[Objective] Extract all of the entries and set them down verbatim.

[Exercise data]
= = = =

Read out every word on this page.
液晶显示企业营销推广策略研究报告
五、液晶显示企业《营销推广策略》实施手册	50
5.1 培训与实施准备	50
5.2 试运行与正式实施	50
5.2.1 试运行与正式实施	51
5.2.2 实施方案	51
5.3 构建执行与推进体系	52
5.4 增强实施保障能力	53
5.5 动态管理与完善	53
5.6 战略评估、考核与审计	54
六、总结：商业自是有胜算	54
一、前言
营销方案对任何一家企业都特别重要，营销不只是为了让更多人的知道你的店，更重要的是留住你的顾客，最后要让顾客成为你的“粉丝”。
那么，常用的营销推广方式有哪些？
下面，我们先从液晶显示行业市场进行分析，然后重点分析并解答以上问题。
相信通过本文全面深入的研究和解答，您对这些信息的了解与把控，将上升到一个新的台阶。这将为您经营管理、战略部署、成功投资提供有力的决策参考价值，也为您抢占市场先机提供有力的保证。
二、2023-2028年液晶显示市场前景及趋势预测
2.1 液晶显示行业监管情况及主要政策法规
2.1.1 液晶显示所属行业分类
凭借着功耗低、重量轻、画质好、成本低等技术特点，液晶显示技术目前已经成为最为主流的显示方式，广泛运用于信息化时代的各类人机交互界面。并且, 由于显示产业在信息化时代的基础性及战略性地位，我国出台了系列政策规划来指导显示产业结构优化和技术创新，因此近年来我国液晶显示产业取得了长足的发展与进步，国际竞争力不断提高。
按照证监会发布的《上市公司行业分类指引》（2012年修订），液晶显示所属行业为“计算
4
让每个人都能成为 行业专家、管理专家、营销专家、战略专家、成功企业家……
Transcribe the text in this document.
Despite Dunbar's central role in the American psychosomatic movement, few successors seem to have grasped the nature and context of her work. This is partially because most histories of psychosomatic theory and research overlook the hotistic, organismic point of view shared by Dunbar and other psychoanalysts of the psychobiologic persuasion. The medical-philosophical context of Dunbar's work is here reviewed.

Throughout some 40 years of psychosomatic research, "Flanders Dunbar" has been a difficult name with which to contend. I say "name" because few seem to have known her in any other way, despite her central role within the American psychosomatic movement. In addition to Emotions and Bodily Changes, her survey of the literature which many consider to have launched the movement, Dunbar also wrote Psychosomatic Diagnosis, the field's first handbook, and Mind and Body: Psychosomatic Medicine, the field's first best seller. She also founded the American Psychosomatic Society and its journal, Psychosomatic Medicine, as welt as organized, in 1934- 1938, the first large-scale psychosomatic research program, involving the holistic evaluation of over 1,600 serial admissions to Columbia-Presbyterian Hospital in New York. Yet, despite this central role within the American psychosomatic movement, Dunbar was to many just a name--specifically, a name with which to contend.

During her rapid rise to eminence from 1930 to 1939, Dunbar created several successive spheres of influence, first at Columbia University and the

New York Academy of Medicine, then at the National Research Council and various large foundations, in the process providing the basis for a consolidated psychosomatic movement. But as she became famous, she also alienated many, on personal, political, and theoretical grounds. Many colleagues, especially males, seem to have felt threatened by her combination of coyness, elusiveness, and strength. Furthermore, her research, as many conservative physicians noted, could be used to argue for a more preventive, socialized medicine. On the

= = = =

[Correct output]
Read out every word on this page.
液晶显示企业营销推广策略研究报告
五、液晶显示企业《营销推广策略》实施手册	50
5.1 培训与实施准备	50
5.2 试运行与正式实施	50
5.2.1 试运行与正式实施	51
5.2.2 实施方案	51
5.3 构建执行与推进体系	52
5.4 增强实施保障能力	53
5.5 动态管理与完善	53
5.6 战略评估、考核与审计	54
六、总结：商业自是有胜算	54
一、前言
营销方案对任何一家企业都特别重要，营销不只是为了让更多人的知道你的店，更重要的是留住你的顾客，最后要让顾客成为你的“粉丝”。
那么，常用的营销推广方式有哪些？
下面，我们先从液晶显示行业市场进行分析，然后重点分析并解答以上问题。
相信通过本文全面深入的研究和解答，您对这些信息的了解与把控，将上升到一个新的台阶。这将为您经营管理、战略部署、成功投资提供有力的决策参考价值，也为您抢占市场先机提供有力的保证。
二、2023-2028年液晶显示市场前景及趋势预测
2.1 液晶显示行业监管情况及主要政策法规
2.1.1 液晶显示所属行业分类
凭借着功耗低、重量轻、画质好、成本低等技术特点，液晶显示技术目前已经成为最为主流的显示方式，广泛运用于信息化时代的各类人机交互界面。并且, 由于显示产业在信息化时代的基础性及战略性地位，我国出台了系列政策规划来指导显示产业结构优化和技术创新，因此近年来我国液晶显示产业取得了长足的发展与进步，国际竞争力不断提高。
按照证监会发布的《上市公司行业分类指引》（2012年修订），液晶显示所属行业为“计算
4
让每个人都能成为 行业专家、管理专家、营销专家、战略专家、成功企业家……
Transcribe the text in this document.
Despite Dunbar's central role in the American psychosomatic movement, few successors seem to have grasped the nature and context of her work. This is partially because most histories of psychosomatic theory and research overlook the hotistic, organismic point of view shared by Dunbar and other psychoanalysts of the psychobiologic persuasion. The medical-philosophical context of Dunbar's work is here reviewed.

Throughout some 40 years of psychosomatic research, "Flanders Dunbar" has been a difficult name with which to contend. I say "name" because few seem to have known her in any other way, despite her central role within the American psychosomatic movement. In addition to Emotions and Bodily Changes, her survey of the literature which many consider to have launched the movement, Dunbar also wrote Psychosomatic Diagnosis, the field's first handbook, and Mind and Body: Psychosomatic Medicine, the field's first best seller. She also founded the American Psychosomatic Society and its journal, Psychosomatic Medicine, as welt as organized, in 1934- 1938, the first large-scale psychosomatic research program, involving the holistic evaluation of over 1,600 serial admissions to Columbia-Presbyterian Hospital in New York. Yet, despite this central role within the American psychosomatic movement, Dunbar was to many just a name--specifically, a name with which to contend.

During her rapid rise to eminence from 1930 to 1939, Dunbar created several successive spheres of influence, first at Columbia University and the

New York Academy of Medicine, then at the National Research Council and various large foundations, in the process providing the basis for a consolidated psychosomatic movement. But as she became famous, she also alienated many, on personal, political, and theoretical grounds. Many colleagues, especially males, seem to have felt threatened by her combination of coyness, elusiveness, and strength. Furthermore, her research, as many conservative physicians noted, could be used to argue for a more preventive, socialized medicine. On the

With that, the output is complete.